> PROBLEM TO WORK ON
Transcribe every line of the entries below without any changes, leaving out the pictures.

> DATASET RECORDS
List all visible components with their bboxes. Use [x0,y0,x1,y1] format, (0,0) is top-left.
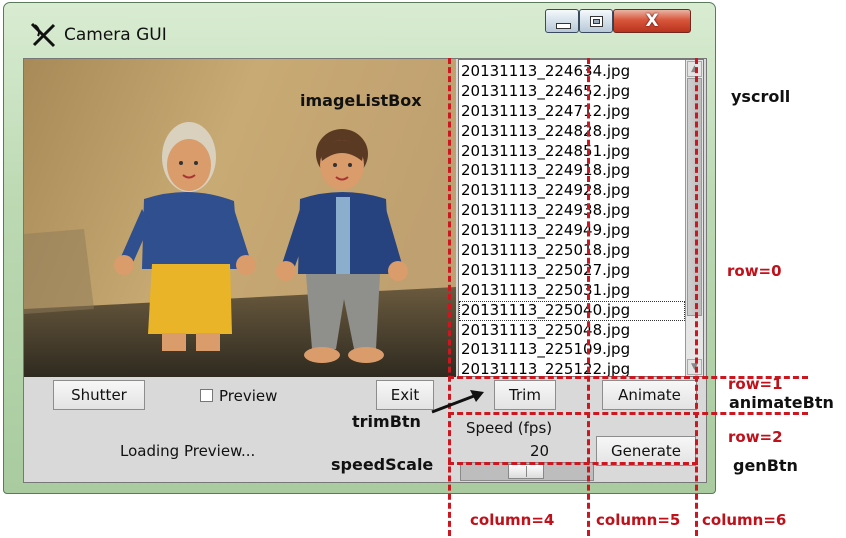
annotation-row-1: row=1 [728,375,783,393]
speed-slider-handle[interactable] [508,464,544,479]
shutter-button[interactable]: Shutter [53,380,145,410]
image-list: 20131113_224634.jpg 20131113_224652.jpg 20… [459,62,685,376]
list-item[interactable]: 20131113_224712.jpg [459,102,685,122]
list-item[interactable]: 20131113_225018.jpg [459,241,685,261]
annotation-row-0: row=0 [727,262,782,280]
list-item[interactable]: 20131113_225109.jpg [459,340,685,360]
grid-line-row-2-bottom [448,462,698,465]
list-item[interactable]: 20131113_225027.jpg [459,261,685,281]
close-icon: X [645,11,659,31]
annotation-animatebtn: animateBtn [729,393,834,412]
tk-feather-icon [30,22,56,48]
speed-scale-label: Speed (fps) [466,419,553,437]
exit-button[interactable]: Exit [376,380,434,410]
preview-checkbox-label[interactable]: Preview [219,387,277,405]
list-item[interactable]: 20131113_224652.jpg [459,82,685,102]
annotation-column-6: column=6 [702,511,787,529]
list-item[interactable]: 20131113_225122.jpg [459,360,685,376]
maximize-button[interactable] [579,9,613,33]
trimbtn-arrow-icon [431,390,484,414]
list-item[interactable]: 20131113_224634.jpg [459,62,685,82]
minimize-icon [556,23,571,29]
annotation-imagelistbox: imageListBox [300,91,422,110]
grid-line-row-2-top [448,412,808,415]
list-item[interactable]: 20131113_224828.jpg [459,122,685,142]
minimize-button[interactable] [545,9,579,33]
annotation-row-2: row=2 [728,428,783,446]
list-item[interactable]: 20131113_224949.jpg [459,221,685,241]
animate-button[interactable]: Animate [602,380,697,410]
maximize-icon [590,16,603,27]
close-button[interactable]: X [613,9,691,33]
annotation-yscroll: yscroll [731,87,791,106]
annotation-column-4: column=4 [470,511,555,529]
annotation-genbtn: genBtn [733,456,798,475]
list-item[interactable]: 20131113_224928.jpg [459,181,685,201]
list-item[interactable]: 20131113_225048.jpg [459,321,685,341]
preview-checkbox[interactable] [200,389,213,402]
trim-button[interactable]: Trim [494,380,556,410]
annotation-trimbtn: trimBtn [352,412,421,431]
window-title: Camera GUI [64,25,167,45]
list-item[interactable]: 20131113_224851.jpg [459,142,685,162]
annotation-speedscale: speedScale [331,455,434,474]
loading-status-text: Loading Preview... [120,442,256,460]
speed-scale-value: 20 [530,442,550,460]
list-item[interactable]: 20131113_225031.jpg [459,281,685,301]
y-scrollbar[interactable]: ▲ ▼ [685,60,703,376]
list-item[interactable]: 20131113_225040.jpg [459,300,685,321]
annotation-column-5: column=5 [596,511,681,529]
title-bar[interactable]: Camera GUI X [4,3,715,59]
list-item[interactable]: 20131113_224938.jpg [459,201,685,221]
list-item[interactable]: 20131113_224918.jpg [459,161,685,181]
image-list-box[interactable]: 20131113_224634.jpg 20131113_224652.jpg 20… [458,59,704,377]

> FINAL RESULT
List all visible components with their bboxes. Use [x0,y0,x1,y1] format, (0,0) is top-left.
annotation-row-1: row=1 [728,375,783,393]
speed-slider-handle[interactable] [508,464,544,479]
shutter-button[interactable]: Shutter [53,380,145,410]
image-list: 20131113_224634.jpg 20131113_224652.jpg 20… [459,62,685,376]
list-item[interactable]: 20131113_224712.jpg [459,102,685,122]
list-item[interactable]: 20131113_225018.jpg [459,241,685,261]
annotation-row-0: row=0 [727,262,782,280]
list-item[interactable]: 20131113_225109.jpg [459,340,685,360]
grid-line-row-2-bottom [448,462,698,465]
list-item[interactable]: 20131113_225027.jpg [459,261,685,281]
close-icon: X [645,11,659,31]
annotation-animatebtn: animateBtn [729,393,834,412]
tk-feather-icon [30,22,56,48]
speed-scale-label: Speed (fps) [466,419,553,437]
exit-button[interactable]: Exit [376,380,434,410]
preview-checkbox-label[interactable]: Preview [219,387,277,405]
list-item[interactable]: 20131113_224652.jpg [459,82,685,102]
annotation-column-6: column=6 [702,511,787,529]
list-item[interactable]: 20131113_225122.jpg [459,360,685,376]
maximize-button[interactable] [579,9,613,33]
trimbtn-arrow-icon [431,390,484,414]
list-item[interactable]: 20131113_224634.jpg [459,62,685,82]
minimize-icon [556,23,571,29]
annotation-imagelistbox: imageListBox [300,91,422,110]
grid-line-row-2-top [448,412,808,415]
list-item[interactable]: 20131113_224828.jpg [459,122,685,142]
minimize-button[interactable] [545,9,579,33]
annotation-row-2: row=2 [728,428,783,446]
list-item[interactable]: 20131113_224949.jpg [459,221,685,241]
animate-button[interactable]: Animate [602,380,697,410]
maximize-icon [590,16,603,27]
close-button[interactable]: X [613,9,691,33]
annotation-yscroll: yscroll [731,87,791,106]
annotation-column-4: column=4 [470,511,555,529]
annotation-genbtn: genBtn [733,456,798,475]
list-item[interactable]: 20131113_224928.jpg [459,181,685,201]
list-item[interactable]: 20131113_225048.jpg [459,321,685,341]
preview-checkbox[interactable] [200,389,213,402]
trim-button[interactable]: Trim [494,380,556,410]
annotation-trimbtn: trimBtn [352,412,421,431]
window-title: Camera GUI [64,25,167,45]
list-item[interactable]: 20131113_224851.jpg [459,142,685,162]
annotation-speedscale: speedScale [331,455,434,474]
loading-status-text: Loading Preview... [120,442,256,460]
speed-scale-value: 20 [530,442,550,460]
list-item[interactable]: 20131113_225031.jpg [459,281,685,301]
y-scrollbar[interactable]: ▲ ▼ [685,60,703,376]
list-item[interactable]: 20131113_225040.jpg [459,300,685,321]
annotation-column-5: column=5 [596,511,681,529]
title-bar[interactable]: Camera GUI X [4,3,715,59]
list-item[interactable]: 20131113_224938.jpg [459,201,685,221]
list-item[interactable]: 20131113_224918.jpg [459,161,685,181]
image-list-box[interactable]: 20131113_224634.jpg 20131113_224652.jpg 20… [458,59,704,377]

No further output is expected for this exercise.